Requirement
Skip the pictures. Reproduce all other material exactly.

** START OF Supplied data **

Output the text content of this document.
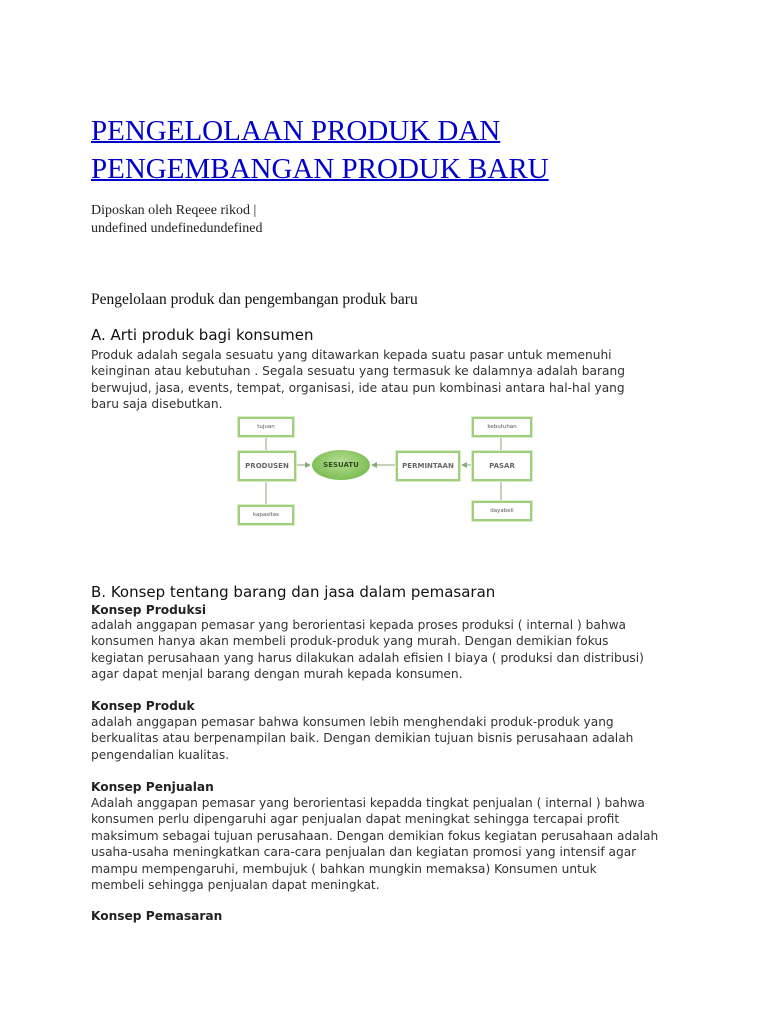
PENGELOLAAN PRODUK DAN
PENGEMBANGAN PRODUK BARU
Diposkan oleh Reqeee rikod |
undefined undefinedundefined
Pengelolaan produk dan pengembangan produk baru
A. Arti produk bagi konsumen
Produk adalah segala sesuatu yang ditawarkan kepada suatu pasar untuk memenuhi
keinginan atau kebutuhan . Segala sesuatu yang termasuk ke dalamnya adalah barang
berwujud, jasa, events, tempat, organisasi, ide atau pun kombinasi antara hal-hal yang
baru saja disebutkan.
tujuan
PRODUSEN
kapasitas
SESUATU	PERMINTAAN
kebutuhan
PASAR
dayabeli
B. Konsep tentang barang dan jasa dalam pemasaran
Konsep Produksi
adalah anggapan pemasar yang berorientasi kepada proses produksi ( internal ) bahwa
konsumen hanya akan membeli produk-produk yang murah. Dengan demikian fokus
kegiatan perusahaan yang harus dilakukan adalah efisien I biaya ( produksi dan distribusi)
agar dapat menjal barang dengan murah kepada konsumen.
Konsep Produk
adalah anggapan pemasar bahwa konsumen lebih menghendaki produk-produk yang
berkualitas atau berpenampilan baik. Dengan demikian tujuan bisnis perusahaan adalah
pengendalian kualitas.
Konsep Penjualan
Adalah anggapan pemasar yang berorientasi kepadda tingkat penjualan ( internal ) bahwa
konsumen perlu dipengaruhi agar penjualan dapat meningkat sehingga tercapai profit
maksimum sebagai tujuan perusahaan. Dengan demikian fokus kegiatan perusahaan adalah
usaha-usaha meningkatkan cara-cara penjualan dan kegiatan promosi yang intensif agar
mampu mempengaruhi, membujuk ( bahkan mungkin memaksa) Konsumen untuk
membeli sehingga penjualan dapat meningkat.
Konsep Pemasaran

** END OF Supplied data **

Output for this exercise
Output the text content of this document.
PENGELOLAAN PRODUK DAN
PENGEMBANGAN PRODUK BARU
Diposkan oleh Reqeee rikod |
undefined undefinedundefined
Pengelolaan produk dan pengembangan produk baru
A. Arti produk bagi konsumen
Produk adalah segala sesuatu yang ditawarkan kepada suatu pasar untuk memenuhi
keinginan atau kebutuhan . Segala sesuatu yang termasuk ke dalamnya adalah barang
berwujud, jasa, events, tempat, organisasi, ide atau pun kombinasi antara hal-hal yang
baru saja disebutkan.
tujuan
PRODUSEN
kapasitas
SESUATU	PERMINTAAN
kebutuhan
PASAR
dayabeli
B. Konsep tentang barang dan jasa dalam pemasaran
Konsep Produksi
adalah anggapan pemasar yang berorientasi kepada proses produksi ( internal ) bahwa
konsumen hanya akan membeli produk-produk yang murah. Dengan demikian fokus
kegiatan perusahaan yang harus dilakukan adalah efisien I biaya ( produksi dan distribusi)
agar dapat menjal barang dengan murah kepada konsumen.
Konsep Produk
adalah anggapan pemasar bahwa konsumen lebih menghendaki produk-produk yang
berkualitas atau berpenampilan baik. Dengan demikian tujuan bisnis perusahaan adalah
pengendalian kualitas.
Konsep Penjualan
Adalah anggapan pemasar yang berorientasi kepadda tingkat penjualan ( internal ) bahwa
konsumen perlu dipengaruhi agar penjualan dapat meningkat sehingga tercapai profit
maksimum sebagai tujuan perusahaan. Dengan demikian fokus kegiatan perusahaan adalah
usaha-usaha meningkatkan cara-cara penjualan dan kegiatan promosi yang intensif agar
mampu mempengaruhi, membujuk ( bahkan mungkin memaksa) Konsumen untuk
membeli sehingga penjualan dapat meningkat.
Konsep Pemasaran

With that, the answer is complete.